PROBLEM STATEMENT: Skip the pictures. Copy all the rest of the records down exactly.

RECORDS FOR THE EXERCISE:
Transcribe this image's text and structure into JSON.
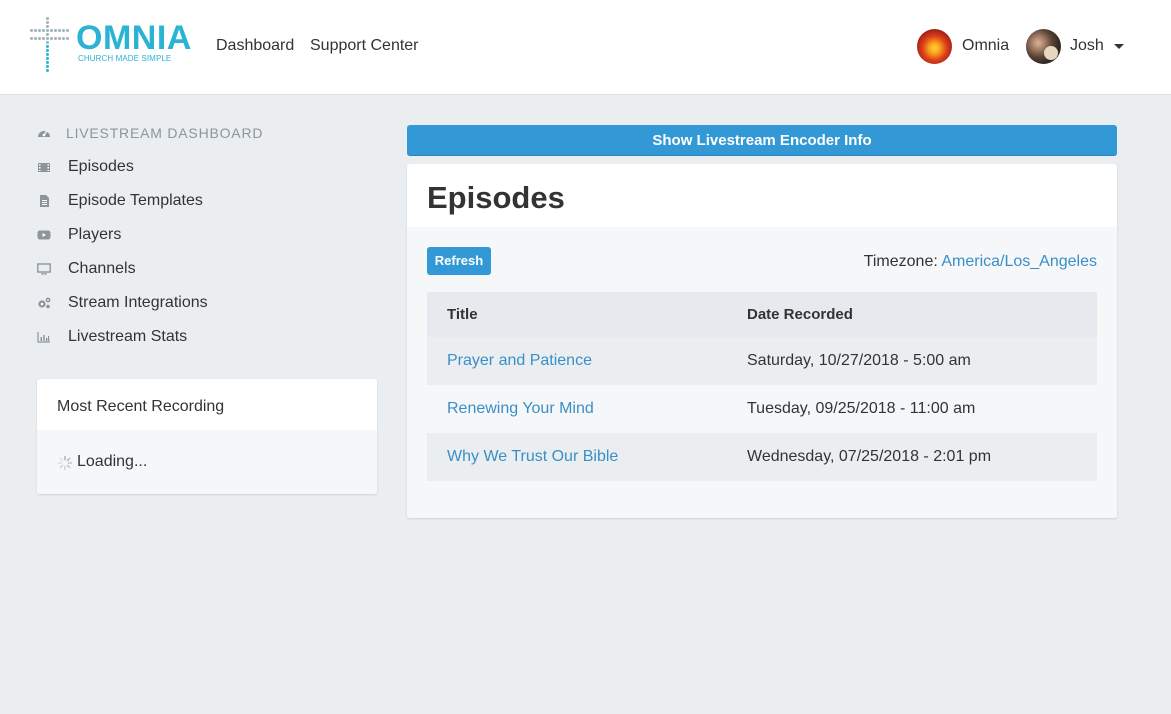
{
  "header": {
    "logo": {
      "word": "OMNIA",
      "tagline": "CHURCH MADE SIMPLE"
    },
    "nav": [
      {
        "label": "Dashboard"
      },
      {
        "label": "Support Center"
      }
    ],
    "org": {
      "name": "Omnia"
    },
    "user": {
      "name": "Josh"
    }
  },
  "sidebar": {
    "heading": {
      "label": "LIVESTREAM DASHBOARD",
      "icon": "dashboard-gauge-icon"
    },
    "items": [
      {
        "label": "Episodes",
        "icon": "film-icon"
      },
      {
        "label": "Episode Templates",
        "icon": "file-icon"
      },
      {
        "label": "Players",
        "icon": "youtube-play-icon"
      },
      {
        "label": "Channels",
        "icon": "monitor-icon"
      },
      {
        "label": "Stream Integrations",
        "icon": "gears-icon"
      },
      {
        "label": "Livestream Stats",
        "icon": "bar-chart-icon"
      }
    ],
    "recent": {
      "title": "Most Recent Recording",
      "status": "Loading..."
    }
  },
  "main": {
    "encoder_button": "Show Livestream Encoder Info",
    "episodes": {
      "title": "Episodes",
      "refresh_label": "Refresh",
      "timezone_label": "Timezone:",
      "timezone_value": "America/Los_Angeles",
      "columns": [
        "Title",
        "Date Recorded"
      ],
      "rows": [
        {
          "title": "Prayer and Patience",
          "date": "Saturday, 10/27/2018 - 5:00 am"
        },
        {
          "title": "Renewing Your Mind",
          "date": "Tuesday, 09/25/2018 - 11:00 am"
        },
        {
          "title": "Why We Trust Our Bible",
          "date": "Wednesday, 07/25/2018 - 2:01 pm"
        }
      ]
    }
  },
  "colors": {
    "accent": "#3399d6",
    "link": "#3a8fc7",
    "brand": "#2bb3d3",
    "page_bg": "#ebeef1"
  }
}
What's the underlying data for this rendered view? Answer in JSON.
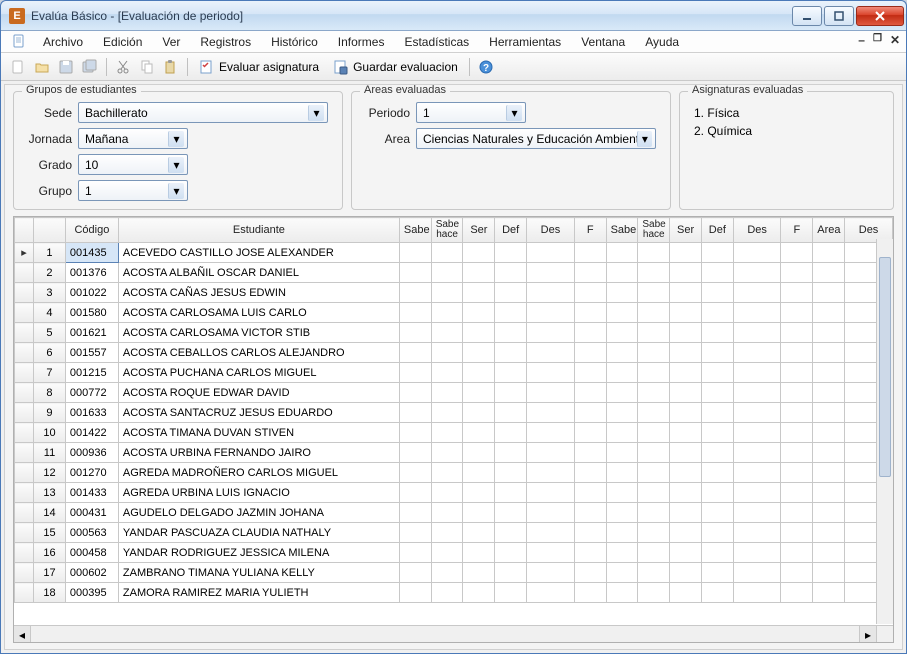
{
  "window": {
    "title": "Evalúa Básico - [Evaluación de periodo]"
  },
  "menu": [
    "Archivo",
    "Edición",
    "Ver",
    "Registros",
    "Histórico",
    "Informes",
    "Estadísticas",
    "Herramientas",
    "Ventana",
    "Ayuda"
  ],
  "toolbar": {
    "evaluar": "Evaluar asignatura",
    "guardar": "Guardar evaluacion"
  },
  "groups": {
    "grupos_title": "Grupos de estudiantes",
    "sede_label": "Sede",
    "sede_value": "Bachillerato",
    "jornada_label": "Jornada",
    "jornada_value": "Mañana",
    "grado_label": "Grado",
    "grado_value": "10",
    "grupo_label": "Grupo",
    "grupo_value": "1"
  },
  "areas": {
    "title": "Areas evaluadas",
    "periodo_label": "Periodo",
    "periodo_value": "1",
    "area_label": "Area",
    "area_value": "Ciencias Naturales y Educación Ambiental"
  },
  "subjects": {
    "title": "Asignaturas evaluadas",
    "items": [
      "1. Física",
      "2. Química"
    ]
  },
  "grid": {
    "columns": [
      "",
      "",
      "Código",
      "Estudiante",
      "Sabe",
      "Sabe hace",
      "Ser",
      "Def",
      "Des",
      "F",
      "Sabe",
      "Sabe hace",
      "Ser",
      "Def",
      "Des",
      "F",
      "Area",
      "Des"
    ],
    "rows": [
      {
        "n": 1,
        "code": "001435",
        "name": "ACEVEDO CASTILLO JOSE ALEXANDER",
        "marker": "▸"
      },
      {
        "n": 2,
        "code": "001376",
        "name": "ACOSTA ALBAÑIL OSCAR DANIEL"
      },
      {
        "n": 3,
        "code": "001022",
        "name": "ACOSTA CAÑAS JESUS EDWIN"
      },
      {
        "n": 4,
        "code": "001580",
        "name": "ACOSTA CARLOSAMA LUIS CARLO"
      },
      {
        "n": 5,
        "code": "001621",
        "name": "ACOSTA CARLOSAMA VICTOR STIB"
      },
      {
        "n": 6,
        "code": "001557",
        "name": "ACOSTA CEBALLOS CARLOS ALEJANDRO"
      },
      {
        "n": 7,
        "code": "001215",
        "name": "ACOSTA PUCHANA CARLOS MIGUEL"
      },
      {
        "n": 8,
        "code": "000772",
        "name": "ACOSTA ROQUE EDWAR DAVID"
      },
      {
        "n": 9,
        "code": "001633",
        "name": "ACOSTA SANTACRUZ JESUS EDUARDO"
      },
      {
        "n": 10,
        "code": "001422",
        "name": "ACOSTA TIMANA DUVAN STIVEN"
      },
      {
        "n": 11,
        "code": "000936",
        "name": "ACOSTA URBINA FERNANDO JAIRO"
      },
      {
        "n": 12,
        "code": "001270",
        "name": "AGREDA MADROÑERO CARLOS MIGUEL"
      },
      {
        "n": 13,
        "code": "001433",
        "name": "AGREDA URBINA LUIS IGNACIO"
      },
      {
        "n": 14,
        "code": "000431",
        "name": "AGUDELO DELGADO JAZMIN JOHANA"
      },
      {
        "n": 15,
        "code": "000563",
        "name": "YANDAR PASCUAZA CLAUDIA NATHALY"
      },
      {
        "n": 16,
        "code": "000458",
        "name": "YANDAR RODRIGUEZ JESSICA MILENA"
      },
      {
        "n": 17,
        "code": "000602",
        "name": "ZAMBRANO TIMANA YULIANA KELLY"
      },
      {
        "n": 18,
        "code": "000395",
        "name": "ZAMORA RAMIREZ MARIA YULIETH"
      }
    ]
  }
}
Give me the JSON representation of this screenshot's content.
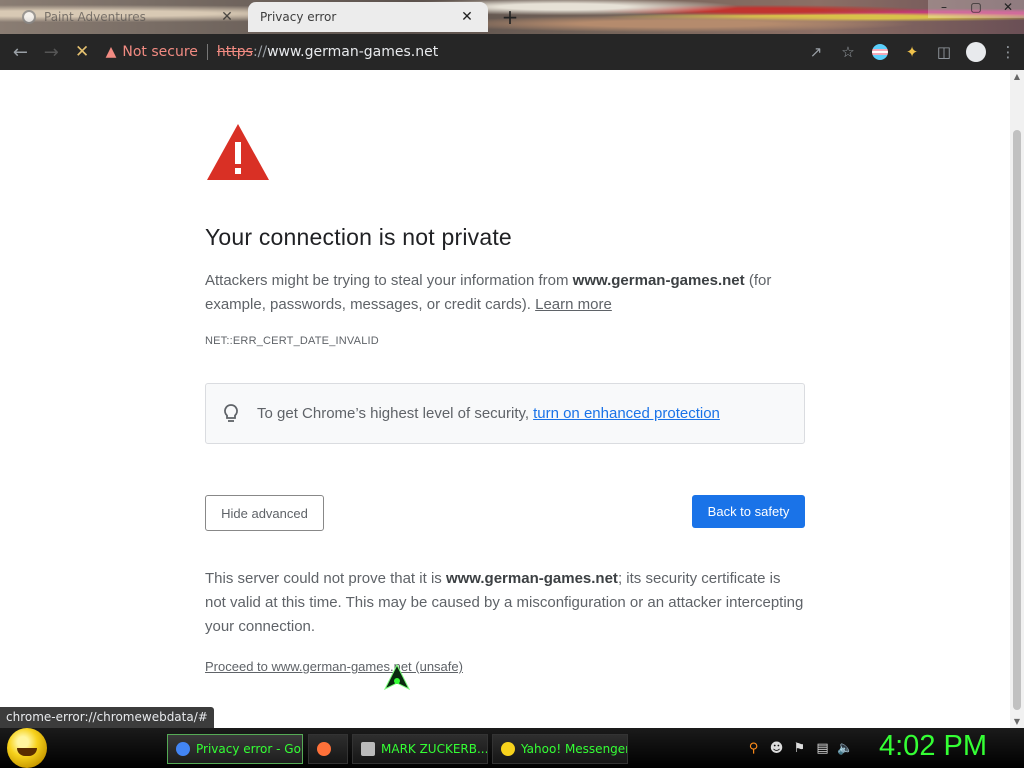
{
  "browser": {
    "tabs": [
      {
        "title": "Paint Adventures",
        "active": false
      },
      {
        "title": "Privacy error",
        "active": true
      }
    ],
    "new_tab_symbol": "+",
    "tab_close_symbol": "✕",
    "window_controls": [
      "–",
      "▢",
      "✕"
    ],
    "security_label": "Not secure",
    "url_scheme": "https",
    "url_slashes": "://",
    "url_host": "www.german-games.net",
    "toolbar_icons": [
      "share-icon",
      "bookmark-star-icon",
      "extension-flag-icon",
      "puzzle-extension-icon",
      "side-panel-icon",
      "profile-icon",
      "menu-icon"
    ]
  },
  "page": {
    "heading": "Your connection is not private",
    "intro_prefix": "Attackers might be trying to steal your information from ",
    "intro_host": "www.german-games.net",
    "intro_suffix": " (for example, passwords, messages, or credit cards). ",
    "learn_more": "Learn more",
    "error_code": "NET::ERR_CERT_DATE_INVALID",
    "tip_text": "To get Chrome’s highest level of security,",
    "tip_link": "turn on enhanced protection",
    "hide_advanced": "Hide advanced",
    "back_to_safety": "Back to safety",
    "details_prefix": "This server could not prove that it is ",
    "details_host": "www.german-games.net",
    "details_suffix": "; its security certificate is not valid at this time. This may be caused by a misconfiguration or an attacker intercepting your connection.",
    "proceed_link": "Proceed to www.german-games.net (unsafe)"
  },
  "status_url": "chrome-error://chromewebdata/#",
  "taskbar": {
    "tasks": [
      {
        "label": "Privacy error - Go...",
        "icon_color": "#4285f4",
        "active": true
      },
      {
        "label": "",
        "icon_color": "#ff7139",
        "active": false
      },
      {
        "label": "MARK ZUCKERB...",
        "icon_color": "#bbbbbb",
        "active": false
      },
      {
        "label": "Yahoo! Messenger",
        "icon_color": "#f7d21c",
        "active": false
      }
    ],
    "clock": "4:02 PM"
  },
  "colors": {
    "accent_blue": "#1a73e8",
    "warning_red": "#d93025",
    "taskbar_green": "#34ff34"
  }
}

ANSWER FOR THIS EXERCISE:
Transcribe this image's text and structure into JSON.
{
  "header": {
    "logo": {
      "word": "OMNIA",
      "tagline": "CHURCH MADE SIMPLE"
    },
    "nav": [
      {
        "label": "Dashboard"
      },
      {
        "label": "Support Center"
      }
    ],
    "org": {
      "name": "Omnia"
    },
    "user": {
      "name": "Josh"
    }
  },
  "sidebar": {
    "heading": {
      "label": "LIVESTREAM DASHBOARD",
      "icon": "dashboard-gauge-icon"
    },
    "items": [
      {
        "label": "Episodes",
        "icon": "film-icon"
      },
      {
        "label": "Episode Templates",
        "icon": "file-icon"
      },
      {
        "label": "Players",
        "icon": "youtube-play-icon"
      },
      {
        "label": "Channels",
        "icon": "monitor-icon"
      },
      {
        "label": "Stream Integrations",
        "icon": "gears-icon"
      },
      {
        "label": "Livestream Stats",
        "icon": "bar-chart-icon"
      }
    ],
    "recent": {
      "title": "Most Recent Recording",
      "status": "Loading..."
    }
  },
  "main": {
    "encoder_button": "Show Livestream Encoder Info",
    "episodes": {
      "title": "Episodes",
      "refresh_label": "Refresh",
      "timezone_label": "Timezone:",
      "timezone_value": "America/Los_Angeles",
      "columns": [
        "Title",
        "Date Recorded"
      ],
      "rows": [
        {
          "title": "Prayer and Patience",
          "date": "Saturday, 10/27/2018 - 5:00 am"
        },
        {
          "title": "Renewing Your Mind",
          "date": "Tuesday, 09/25/2018 - 11:00 am"
        },
        {
          "title": "Why We Trust Our Bible",
          "date": "Wednesday, 07/25/2018 - 2:01 pm"
        }
      ]
    }
  },
  "colors": {
    "accent": "#3399d6",
    "link": "#3a8fc7",
    "brand": "#2bb3d3",
    "page_bg": "#ebeef1"
  }
}
What's the underlying data for this rendered view? Answer in JSON.
{
  "window": {
    "title": "Evalúa Básico - [Evaluación de periodo]"
  },
  "menu": [
    "Archivo",
    "Edición",
    "Ver",
    "Registros",
    "Histórico",
    "Informes",
    "Estadísticas",
    "Herramientas",
    "Ventana",
    "Ayuda"
  ],
  "toolbar": {
    "evaluar": "Evaluar asignatura",
    "guardar": "Guardar evaluacion"
  },
  "groups": {
    "grupos_title": "Grupos de estudiantes",
    "sede_label": "Sede",
    "sede_value": "Bachillerato",
    "jornada_label": "Jornada",
    "jornada_value": "Mañana",
    "grado_label": "Grado",
    "grado_value": "10",
    "grupo_label": "Grupo",
    "grupo_value": "1"
  },
  "areas": {
    "title": "Areas evaluadas",
    "periodo_label": "Periodo",
    "periodo_value": "1",
    "area_label": "Area",
    "area_value": "Ciencias Naturales y Educación Ambiental"
  },
  "subjects": {
    "title": "Asignaturas evaluadas",
    "items": [
      "1. Física",
      "2. Química"
    ]
  },
  "grid": {
    "columns": [
      "",
      "",
      "Código",
      "Estudiante",
      "Sabe",
      "Sabe hace",
      "Ser",
      "Def",
      "Des",
      "F",
      "Sabe",
      "Sabe hace",
      "Ser",
      "Def",
      "Des",
      "F",
      "Area",
      "Des"
    ],
    "rows": [
      {
        "n": 1,
        "code": "001435",
        "name": "ACEVEDO CASTILLO JOSE ALEXANDER",
        "marker": "▸"
      },
      {
        "n": 2,
        "code": "001376",
        "name": "ACOSTA ALBAÑIL OSCAR DANIEL"
      },
      {
        "n": 3,
        "code": "001022",
        "name": "ACOSTA CAÑAS JESUS EDWIN"
      },
      {
        "n": 4,
        "code": "001580",
        "name": "ACOSTA CARLOSAMA LUIS CARLO"
      },
      {
        "n": 5,
        "code": "001621",
        "name": "ACOSTA CARLOSAMA VICTOR STIB"
      },
      {
        "n": 6,
        "code": "001557",
        "name": "ACOSTA CEBALLOS CARLOS ALEJANDRO"
      },
      {
        "n": 7,
        "code": "001215",
        "name": "ACOSTA PUCHANA CARLOS MIGUEL"
      },
      {
        "n": 8,
        "code": "000772",
        "name": "ACOSTA ROQUE EDWAR DAVID"
      },
      {
        "n": 9,
        "code": "001633",
        "name": "ACOSTA SANTACRUZ JESUS EDUARDO"
      },
      {
        "n": 10,
        "code": "001422",
        "name": "ACOSTA TIMANA DUVAN STIVEN"
      },
      {
        "n": 11,
        "code": "000936",
        "name": "ACOSTA URBINA FERNANDO JAIRO"
      },
      {
        "n": 12,
        "code": "001270",
        "name": "AGREDA MADROÑERO CARLOS MIGUEL"
      },
      {
        "n": 13,
        "code": "001433",
        "name": "AGREDA URBINA LUIS IGNACIO"
      },
      {
        "n": 14,
        "code": "000431",
        "name": "AGUDELO DELGADO JAZMIN JOHANA"
      },
      {
        "n": 15,
        "code": "000563",
        "name": "YANDAR PASCUAZA CLAUDIA NATHALY"
      },
      {
        "n": 16,
        "code": "000458",
        "name": "YANDAR RODRIGUEZ JESSICA MILENA"
      },
      {
        "n": 17,
        "code": "000602",
        "name": "ZAMBRANO TIMANA YULIANA KELLY"
      },
      {
        "n": 18,
        "code": "000395",
        "name": "ZAMORA RAMIREZ MARIA YULIETH"
      }
    ]
  }
}
Give me the JSON representation of this screenshot's content.
{
  "browser": {
    "tabs": [
      {
        "title": "Paint Adventures",
        "active": false
      },
      {
        "title": "Privacy error",
        "active": true
      }
    ],
    "new_tab_symbol": "+",
    "tab_close_symbol": "✕",
    "window_controls": [
      "–",
      "▢",
      "✕"
    ],
    "security_label": "Not secure",
    "url_scheme": "https",
    "url_slashes": "://",
    "url_host": "www.german-games.net",
    "toolbar_icons": [
      "share-icon",
      "bookmark-star-icon",
      "extension-flag-icon",
      "puzzle-extension-icon",
      "side-panel-icon",
      "profile-icon",
      "menu-icon"
    ]
  },
  "page": {
    "heading": "Your connection is not private",
    "intro_prefix": "Attackers might be trying to steal your information from ",
    "intro_host": "www.german-games.net",
    "intro_suffix": " (for example, passwords, messages, or credit cards). ",
    "learn_more": "Learn more",
    "error_code": "NET::ERR_CERT_DATE_INVALID",
    "tip_text": "To get Chrome’s highest level of security,",
    "tip_link": "turn on enhanced protection",
    "hide_advanced": "Hide advanced",
    "back_to_safety": "Back to safety",
    "details_prefix": "This server could not prove that it is ",
    "details_host": "www.german-games.net",
    "details_suffix": "; its security certificate is not valid at this time. This may be caused by a misconfiguration or an attacker intercepting your connection.",
    "proceed_link": "Proceed to www.german-games.net (unsafe)"
  },
  "status_url": "chrome-error://chromewebdata/#",
  "taskbar": {
    "tasks": [
      {
        "label": "Privacy error - Go...",
        "icon_color": "#4285f4",
        "active": true
      },
      {
        "label": "",
        "icon_color": "#ff7139",
        "active": false
      },
      {
        "label": "MARK ZUCKERB...",
        "icon_color": "#bbbbbb",
        "active": false
      },
      {
        "label": "Yahoo! Messenger",
        "icon_color": "#f7d21c",
        "active": false
      }
    ],
    "clock": "4:02 PM"
  },
  "colors": {
    "accent_blue": "#1a73e8",
    "warning_red": "#d93025",
    "taskbar_green": "#34ff34"
  }
}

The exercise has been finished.